[Data entries]
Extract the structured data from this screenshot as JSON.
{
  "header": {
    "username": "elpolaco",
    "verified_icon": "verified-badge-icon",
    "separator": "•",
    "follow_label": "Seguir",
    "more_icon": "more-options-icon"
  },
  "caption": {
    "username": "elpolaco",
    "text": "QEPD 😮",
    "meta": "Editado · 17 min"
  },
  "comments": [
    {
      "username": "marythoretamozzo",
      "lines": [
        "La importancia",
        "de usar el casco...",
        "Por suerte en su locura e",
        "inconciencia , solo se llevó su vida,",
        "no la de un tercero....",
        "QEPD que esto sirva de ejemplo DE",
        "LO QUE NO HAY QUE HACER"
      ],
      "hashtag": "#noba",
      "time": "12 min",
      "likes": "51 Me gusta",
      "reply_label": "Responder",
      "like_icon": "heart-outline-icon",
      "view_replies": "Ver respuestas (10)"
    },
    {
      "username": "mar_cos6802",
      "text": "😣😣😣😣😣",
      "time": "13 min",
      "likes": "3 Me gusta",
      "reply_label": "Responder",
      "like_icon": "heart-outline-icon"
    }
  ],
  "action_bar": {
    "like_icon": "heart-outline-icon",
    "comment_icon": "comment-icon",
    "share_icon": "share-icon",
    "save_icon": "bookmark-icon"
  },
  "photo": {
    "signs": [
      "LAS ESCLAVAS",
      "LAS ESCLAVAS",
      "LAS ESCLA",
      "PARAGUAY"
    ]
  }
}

Exercise brief - Send back each record exactly as it stands.

Worked answer -
Extract the structured data from this screenshot as JSON.
{
  "header": {
    "username": "elpolaco",
    "verified_icon": "verified-badge-icon",
    "separator": "•",
    "follow_label": "Seguir",
    "more_icon": "more-options-icon"
  },
  "caption": {
    "username": "elpolaco",
    "text": "QEPD 😮",
    "meta": "Editado · 17 min"
  },
  "comments": [
    {
      "username": "marythoretamozzo",
      "lines": [
        "La importancia",
        "de usar el casco...",
        "Por suerte en su locura e",
        "inconciencia , solo se llevó su vida,",
        "no la de un tercero....",
        "QEPD que esto sirva de ejemplo DE",
        "LO QUE NO HAY QUE HACER"
      ],
      "hashtag": "#noba",
      "time": "12 min",
      "likes": "51 Me gusta",
      "reply_label": "Responder",
      "like_icon": "heart-outline-icon",
      "view_replies": "Ver respuestas (10)"
    },
    {
      "username": "mar_cos6802",
      "text": "😣😣😣😣😣",
      "time": "13 min",
      "likes": "3 Me gusta",
      "reply_label": "Responder",
      "like_icon": "heart-outline-icon"
    }
  ],
  "action_bar": {
    "like_icon": "heart-outline-icon",
    "comment_icon": "comment-icon",
    "share_icon": "share-icon",
    "save_icon": "bookmark-icon"
  },
  "photo": {
    "signs": [
      "LAS ESCLAVAS",
      "LAS ESCLAVAS",
      "LAS ESCLA",
      "PARAGUAY"
    ]
  }
}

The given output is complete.